* start *

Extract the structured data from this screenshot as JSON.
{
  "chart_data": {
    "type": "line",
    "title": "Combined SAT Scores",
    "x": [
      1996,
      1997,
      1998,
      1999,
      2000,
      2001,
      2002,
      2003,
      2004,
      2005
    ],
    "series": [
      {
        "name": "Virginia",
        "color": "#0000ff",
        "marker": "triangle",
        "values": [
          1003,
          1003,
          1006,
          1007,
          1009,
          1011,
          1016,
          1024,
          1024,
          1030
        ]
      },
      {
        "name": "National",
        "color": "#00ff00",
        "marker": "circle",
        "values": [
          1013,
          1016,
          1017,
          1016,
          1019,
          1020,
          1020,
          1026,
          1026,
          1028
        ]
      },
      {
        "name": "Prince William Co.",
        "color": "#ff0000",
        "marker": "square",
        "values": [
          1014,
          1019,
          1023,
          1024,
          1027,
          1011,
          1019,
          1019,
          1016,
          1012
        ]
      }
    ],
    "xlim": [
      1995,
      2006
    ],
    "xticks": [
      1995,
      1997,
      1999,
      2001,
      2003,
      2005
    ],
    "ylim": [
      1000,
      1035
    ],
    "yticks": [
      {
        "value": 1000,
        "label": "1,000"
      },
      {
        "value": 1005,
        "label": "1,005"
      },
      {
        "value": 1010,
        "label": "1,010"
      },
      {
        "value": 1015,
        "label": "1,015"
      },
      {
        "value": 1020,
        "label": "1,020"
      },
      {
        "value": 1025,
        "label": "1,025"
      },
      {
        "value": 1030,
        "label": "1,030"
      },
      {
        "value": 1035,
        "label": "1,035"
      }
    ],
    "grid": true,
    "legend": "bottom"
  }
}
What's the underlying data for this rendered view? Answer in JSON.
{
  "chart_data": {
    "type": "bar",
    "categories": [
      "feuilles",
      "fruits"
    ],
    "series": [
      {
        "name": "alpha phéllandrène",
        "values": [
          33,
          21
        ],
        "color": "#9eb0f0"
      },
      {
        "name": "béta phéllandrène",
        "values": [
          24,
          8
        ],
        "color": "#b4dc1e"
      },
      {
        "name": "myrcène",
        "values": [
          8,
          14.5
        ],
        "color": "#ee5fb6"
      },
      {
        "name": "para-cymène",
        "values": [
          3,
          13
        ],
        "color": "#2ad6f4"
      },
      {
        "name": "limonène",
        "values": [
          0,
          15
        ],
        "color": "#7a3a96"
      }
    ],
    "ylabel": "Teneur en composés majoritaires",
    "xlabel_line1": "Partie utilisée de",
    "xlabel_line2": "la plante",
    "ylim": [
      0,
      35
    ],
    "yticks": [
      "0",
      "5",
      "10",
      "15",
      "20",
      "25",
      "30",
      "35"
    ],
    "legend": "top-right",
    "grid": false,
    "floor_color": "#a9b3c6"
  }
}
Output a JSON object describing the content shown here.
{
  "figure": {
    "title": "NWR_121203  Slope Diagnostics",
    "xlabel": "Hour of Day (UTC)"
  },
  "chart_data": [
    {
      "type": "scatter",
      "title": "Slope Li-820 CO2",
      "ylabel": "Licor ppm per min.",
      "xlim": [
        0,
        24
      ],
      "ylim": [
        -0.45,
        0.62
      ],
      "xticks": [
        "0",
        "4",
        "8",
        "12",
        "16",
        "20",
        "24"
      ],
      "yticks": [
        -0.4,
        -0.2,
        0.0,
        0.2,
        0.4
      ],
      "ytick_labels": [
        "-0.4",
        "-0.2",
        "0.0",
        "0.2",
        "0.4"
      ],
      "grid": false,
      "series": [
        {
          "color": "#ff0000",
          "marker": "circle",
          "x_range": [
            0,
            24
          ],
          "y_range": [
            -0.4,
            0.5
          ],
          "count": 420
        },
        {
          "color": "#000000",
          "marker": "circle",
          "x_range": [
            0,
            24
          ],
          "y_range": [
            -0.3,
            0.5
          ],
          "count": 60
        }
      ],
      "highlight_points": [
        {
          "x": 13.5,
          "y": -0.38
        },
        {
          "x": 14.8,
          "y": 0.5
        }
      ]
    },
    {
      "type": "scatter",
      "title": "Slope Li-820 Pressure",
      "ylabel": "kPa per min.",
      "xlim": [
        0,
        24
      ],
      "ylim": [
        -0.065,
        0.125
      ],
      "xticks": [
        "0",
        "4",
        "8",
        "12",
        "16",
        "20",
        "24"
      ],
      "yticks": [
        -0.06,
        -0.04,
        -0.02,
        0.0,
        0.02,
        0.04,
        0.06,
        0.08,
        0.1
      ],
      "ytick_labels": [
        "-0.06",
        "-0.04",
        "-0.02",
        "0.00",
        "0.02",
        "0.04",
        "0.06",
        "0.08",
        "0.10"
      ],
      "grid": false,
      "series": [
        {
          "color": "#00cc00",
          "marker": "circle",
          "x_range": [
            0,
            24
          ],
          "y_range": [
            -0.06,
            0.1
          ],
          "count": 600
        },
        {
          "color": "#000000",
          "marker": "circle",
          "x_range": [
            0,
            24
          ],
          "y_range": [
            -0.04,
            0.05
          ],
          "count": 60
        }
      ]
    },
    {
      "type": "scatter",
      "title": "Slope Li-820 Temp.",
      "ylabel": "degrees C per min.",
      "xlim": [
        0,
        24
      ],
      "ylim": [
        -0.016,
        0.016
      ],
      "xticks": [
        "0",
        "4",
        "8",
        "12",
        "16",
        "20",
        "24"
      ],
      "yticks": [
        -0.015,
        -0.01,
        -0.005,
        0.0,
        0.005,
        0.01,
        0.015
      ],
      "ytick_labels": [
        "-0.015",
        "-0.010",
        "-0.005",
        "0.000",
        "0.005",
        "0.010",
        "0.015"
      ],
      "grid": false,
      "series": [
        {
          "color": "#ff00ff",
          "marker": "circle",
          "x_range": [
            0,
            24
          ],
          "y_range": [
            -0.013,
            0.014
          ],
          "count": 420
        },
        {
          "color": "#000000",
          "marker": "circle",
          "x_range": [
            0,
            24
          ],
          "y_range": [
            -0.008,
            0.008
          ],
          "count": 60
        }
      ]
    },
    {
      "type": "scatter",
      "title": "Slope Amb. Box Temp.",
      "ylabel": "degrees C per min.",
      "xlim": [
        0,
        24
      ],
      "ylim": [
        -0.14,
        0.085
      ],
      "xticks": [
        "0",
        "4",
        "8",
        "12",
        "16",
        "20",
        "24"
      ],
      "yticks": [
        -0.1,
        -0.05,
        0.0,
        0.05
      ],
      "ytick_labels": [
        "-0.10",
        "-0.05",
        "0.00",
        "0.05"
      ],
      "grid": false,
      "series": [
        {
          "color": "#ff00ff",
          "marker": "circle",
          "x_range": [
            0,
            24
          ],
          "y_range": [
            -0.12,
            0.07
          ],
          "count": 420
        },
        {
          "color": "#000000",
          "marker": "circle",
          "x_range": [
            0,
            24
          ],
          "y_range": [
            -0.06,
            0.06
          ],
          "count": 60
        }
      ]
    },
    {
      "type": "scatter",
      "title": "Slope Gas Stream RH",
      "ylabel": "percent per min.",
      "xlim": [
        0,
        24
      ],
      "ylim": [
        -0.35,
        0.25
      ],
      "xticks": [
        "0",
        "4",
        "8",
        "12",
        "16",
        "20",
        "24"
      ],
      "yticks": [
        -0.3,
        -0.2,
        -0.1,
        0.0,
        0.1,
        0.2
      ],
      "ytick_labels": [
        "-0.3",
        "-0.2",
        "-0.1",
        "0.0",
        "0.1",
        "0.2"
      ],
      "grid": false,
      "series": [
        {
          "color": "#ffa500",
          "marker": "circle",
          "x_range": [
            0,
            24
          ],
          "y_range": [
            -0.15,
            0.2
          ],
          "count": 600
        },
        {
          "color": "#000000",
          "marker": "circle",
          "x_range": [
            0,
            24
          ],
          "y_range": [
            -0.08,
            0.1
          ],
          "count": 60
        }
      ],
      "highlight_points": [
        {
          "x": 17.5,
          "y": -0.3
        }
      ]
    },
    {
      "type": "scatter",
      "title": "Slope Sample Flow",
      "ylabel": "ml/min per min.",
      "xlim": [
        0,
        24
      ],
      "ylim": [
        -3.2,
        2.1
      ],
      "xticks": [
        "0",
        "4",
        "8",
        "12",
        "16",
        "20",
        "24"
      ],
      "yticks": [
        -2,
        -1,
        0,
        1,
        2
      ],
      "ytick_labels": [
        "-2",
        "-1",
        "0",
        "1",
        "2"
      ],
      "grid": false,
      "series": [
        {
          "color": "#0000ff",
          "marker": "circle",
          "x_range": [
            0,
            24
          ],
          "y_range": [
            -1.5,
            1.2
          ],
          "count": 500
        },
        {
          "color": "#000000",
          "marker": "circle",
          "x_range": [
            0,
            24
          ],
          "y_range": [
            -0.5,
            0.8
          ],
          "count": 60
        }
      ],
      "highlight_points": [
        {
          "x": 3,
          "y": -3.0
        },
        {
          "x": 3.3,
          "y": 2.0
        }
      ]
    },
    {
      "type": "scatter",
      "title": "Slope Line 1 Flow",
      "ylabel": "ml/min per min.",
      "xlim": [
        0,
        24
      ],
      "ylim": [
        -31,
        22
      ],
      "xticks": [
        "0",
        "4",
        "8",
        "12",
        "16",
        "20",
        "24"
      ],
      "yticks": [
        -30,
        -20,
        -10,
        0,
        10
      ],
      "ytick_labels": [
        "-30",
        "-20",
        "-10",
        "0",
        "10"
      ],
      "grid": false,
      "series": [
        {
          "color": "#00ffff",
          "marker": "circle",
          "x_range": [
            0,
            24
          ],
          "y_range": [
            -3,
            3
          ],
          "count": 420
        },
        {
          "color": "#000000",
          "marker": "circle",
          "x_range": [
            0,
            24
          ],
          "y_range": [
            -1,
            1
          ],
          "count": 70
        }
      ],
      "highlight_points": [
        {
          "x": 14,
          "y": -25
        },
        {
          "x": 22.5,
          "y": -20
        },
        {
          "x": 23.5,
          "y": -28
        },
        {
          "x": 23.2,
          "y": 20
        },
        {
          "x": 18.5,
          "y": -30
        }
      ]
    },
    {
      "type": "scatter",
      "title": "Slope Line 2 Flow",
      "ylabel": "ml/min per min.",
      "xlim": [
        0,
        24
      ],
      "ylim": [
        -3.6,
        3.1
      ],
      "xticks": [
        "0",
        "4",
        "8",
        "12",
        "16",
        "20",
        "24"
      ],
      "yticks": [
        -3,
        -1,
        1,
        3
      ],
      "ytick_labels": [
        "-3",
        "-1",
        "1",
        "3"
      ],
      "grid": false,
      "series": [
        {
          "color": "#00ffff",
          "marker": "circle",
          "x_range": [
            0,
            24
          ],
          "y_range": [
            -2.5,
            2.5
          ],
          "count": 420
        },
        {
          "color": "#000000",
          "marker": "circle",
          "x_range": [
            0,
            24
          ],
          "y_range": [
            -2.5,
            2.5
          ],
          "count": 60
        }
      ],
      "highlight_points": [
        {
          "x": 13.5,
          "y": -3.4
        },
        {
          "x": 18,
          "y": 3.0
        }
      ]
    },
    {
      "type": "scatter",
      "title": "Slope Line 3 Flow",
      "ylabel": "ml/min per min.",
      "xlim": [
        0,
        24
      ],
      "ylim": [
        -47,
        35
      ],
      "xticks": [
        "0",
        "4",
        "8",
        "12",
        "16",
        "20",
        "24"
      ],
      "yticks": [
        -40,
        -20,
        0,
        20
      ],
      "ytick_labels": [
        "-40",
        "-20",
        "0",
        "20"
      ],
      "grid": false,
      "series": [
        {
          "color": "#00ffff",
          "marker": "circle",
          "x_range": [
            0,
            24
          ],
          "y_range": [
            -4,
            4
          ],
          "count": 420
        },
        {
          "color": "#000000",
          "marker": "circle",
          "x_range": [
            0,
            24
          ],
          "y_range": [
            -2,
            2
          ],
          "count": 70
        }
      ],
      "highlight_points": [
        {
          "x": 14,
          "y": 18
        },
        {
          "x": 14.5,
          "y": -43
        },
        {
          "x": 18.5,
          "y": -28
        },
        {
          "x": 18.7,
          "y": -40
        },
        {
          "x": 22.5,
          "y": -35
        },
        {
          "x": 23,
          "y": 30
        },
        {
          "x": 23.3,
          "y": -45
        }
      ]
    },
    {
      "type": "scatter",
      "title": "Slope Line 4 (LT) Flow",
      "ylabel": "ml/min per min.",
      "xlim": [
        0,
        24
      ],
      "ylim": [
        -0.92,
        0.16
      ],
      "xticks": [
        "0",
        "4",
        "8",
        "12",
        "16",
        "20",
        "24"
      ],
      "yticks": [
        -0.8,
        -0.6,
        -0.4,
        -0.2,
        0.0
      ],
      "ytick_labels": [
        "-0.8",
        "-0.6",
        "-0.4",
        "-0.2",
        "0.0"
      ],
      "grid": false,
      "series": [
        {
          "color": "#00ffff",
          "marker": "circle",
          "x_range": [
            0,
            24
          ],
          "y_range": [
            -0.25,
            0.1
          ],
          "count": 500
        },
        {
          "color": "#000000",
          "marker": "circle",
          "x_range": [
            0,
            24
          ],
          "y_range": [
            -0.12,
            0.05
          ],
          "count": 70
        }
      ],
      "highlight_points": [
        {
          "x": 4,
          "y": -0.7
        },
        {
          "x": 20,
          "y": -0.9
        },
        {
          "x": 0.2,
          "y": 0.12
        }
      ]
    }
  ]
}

* end *

**EXERCISE PROMPT**
Scan the material above and determine how many lines include the word "Flow"; report only the number.

**ANSWER FOR THIS EXERCISE**
5